- [EXERCISE]: Copy every entry exactly as given, minus the images.

***

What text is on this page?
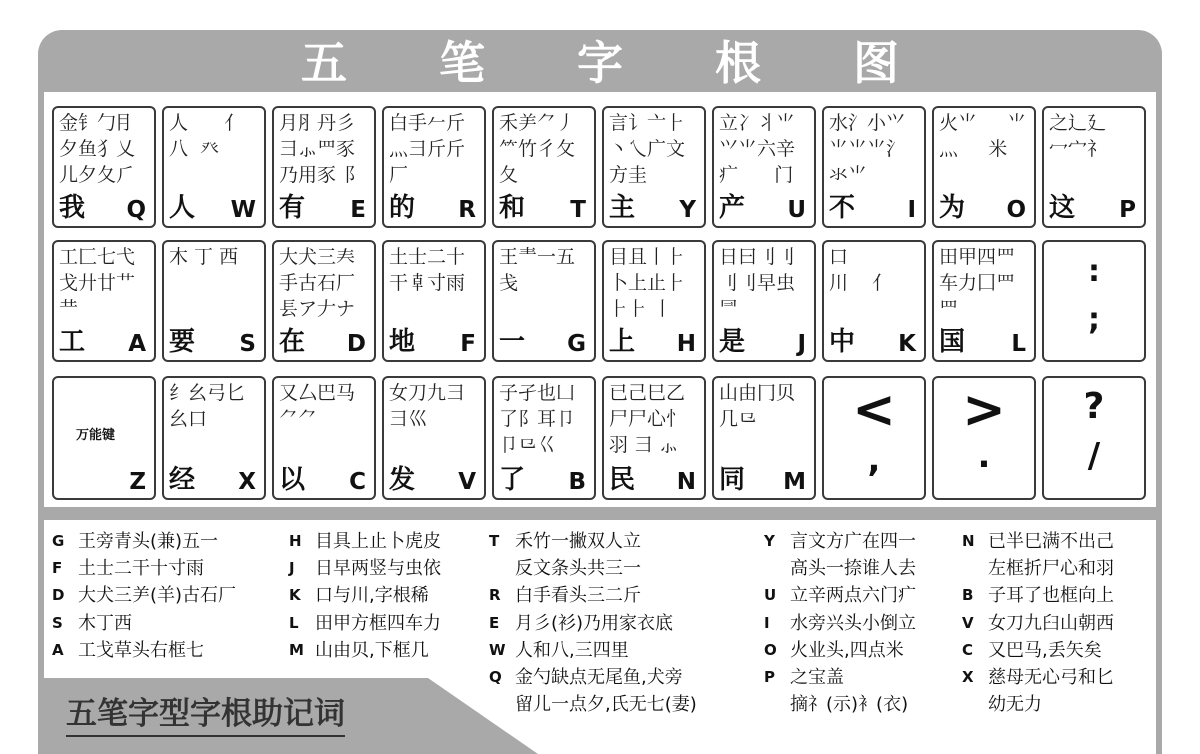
五 笔 字 根 图
金钅勹⺝
夕鱼犭乂
儿夕夂⺁
我 Q
人      亻
八  癶
人 W
月⺼丹彡
⺕⺗罒豕
乃用豕⻏
有 E
白手𠂉斤
⺣⺕斤斤
厂
的 R
禾⺶⺈丿
⺮竹彳攵
夂
和 T
言讠亠⺊
丶乀广文
方圭
主 Y
立冫丬⺌
⺍⺌六辛
疒      门
产 U
水氵小⺍
⺌⺌⺌⺡
氺⺌
不 I
火⺌     ⺌
灬     米
为 O
之辶廴
冖宀礻
这 P
工匚七弋
戈廾廿艹
龷
工 A
木 丁 西
要 S
大犬三𡗗
手古石厂
镸ア𠂇ナ
在 D
土士二十
干𠦝寸雨
地 F
王龶一五
戋
一 G
目且丨⺊
卜上止⺊
⺊⺊ 丨
上 H
日曰刂刂
刂刂早虫
⺜
是 J
口
川    ⺅
中 K
田甲四罒
车力囗罒
⺫
国 L
纟幺弓匕
幺口
经 X
又厶巴马
⺈⺈
以 C
女刀九彐
⺕巛
发 V
子孑也凵
了阝耳卩
卩⺋巜
了 B
已己巳乙
尸尸心忄
羽 ⺕ ⺗
民 N
山由冂贝
几⺋
同 M
万能键
Z
:
;
<
,
>
.
?
/
G 王旁青头(兼)五一
F 土士二干十寸雨
D 大犬三⺶(羊)古石厂
S 木丁西
A 工戈草头右框七
H 目具上止卜虎皮
J	日早两竖与虫依
K 口与川,字根稀
L 田甲方框四车力
M 山由贝,下框几
T 禾竹一撇双人立
反文条头共三一
R 白手看头三二斤
E 月彡(衫)乃用家衣底
W 人和八,三四里
Q 金勺缺点无尾鱼,犬旁
留儿一点夕,氏无七(妻)
Y 言文方广在四一
高头一捺谁人去
U 立辛两点六门疒
I	水旁兴头小倒立
O 火业头,四点米
P 之宝盖
摘礻(示)衤(衣)
N 已半巳满不出己
左框折尸心和羽
B 子耳了也框向上
V 女刀九臼山朝西
C 又巴马,丢矢矣
X 慈母无心弓和匕
幼无力
五笔字型字根助记词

***

- [RESULT OF THE TASK]:
What text is on this page?
五 笔 字 根 图
金钅勹⺝
夕鱼犭乂
儿夕夂⺁
我 Q
人      亻
八  癶
人 W
月⺼丹彡
⺕⺗罒豕
乃用豕⻏
有 E
白手𠂉斤
⺣⺕斤斤
厂
的 R
禾⺶⺈丿
⺮竹彳攵
夂
和 T
言讠亠⺊
丶乀广文
方圭
主 Y
立冫丬⺌
⺍⺌六辛
疒      门
产 U
水氵小⺍
⺌⺌⺌⺡
氺⺌
不 I
火⺌     ⺌
灬     米
为 O
之辶廴
冖宀礻
这 P
工匚七弋
戈廾廿艹
龷
工 A
木 丁 西
要 S
大犬三𡗗
手古石厂
镸ア𠂇ナ
在 D
土士二十
干𠦝寸雨
地 F
王龶一五
戋
一 G
目且丨⺊
卜上止⺊
⺊⺊ 丨
上 H
日曰刂刂
刂刂早虫
⺜
是 J
口
川    ⺅
中 K
田甲四罒
车力囗罒
⺫
国 L
纟幺弓匕
幺口
经 X
又厶巴马
⺈⺈
以 C
女刀九彐
⺕巛
发 V
子孑也凵
了阝耳卩
卩⺋巜
了 B
已己巳乙
尸尸心忄
羽 ⺕ ⺗
民 N
山由冂贝
几⺋
同 M
万能键
Z
:
;
<
,
>
.
?
/
G 王旁青头(兼)五一
F 土士二干十寸雨
D 大犬三⺶(羊)古石厂
S 木丁西
A 工戈草头右框七
H 目具上止卜虎皮
J	日早两竖与虫依
K 口与川,字根稀
L 田甲方框四车力
M 山由贝,下框几
T 禾竹一撇双人立
反文条头共三一
R 白手看头三二斤
E 月彡(衫)乃用家衣底
W 人和八,三四里
Q 金勺缺点无尾鱼,犬旁
留儿一点夕,氏无七(妻)
Y 言文方广在四一
高头一捺谁人去
U 立辛两点六门疒
I	水旁兴头小倒立
O 火业头,四点米
P 之宝盖
摘礻(示)衤(衣)
N 已半巳满不出己
左框折尸心和羽
B 子耳了也框向上
V 女刀九臼山朝西
C 又巴马,丢矢矣
X 慈母无心弓和匕
幼无力
五笔字型字根助记词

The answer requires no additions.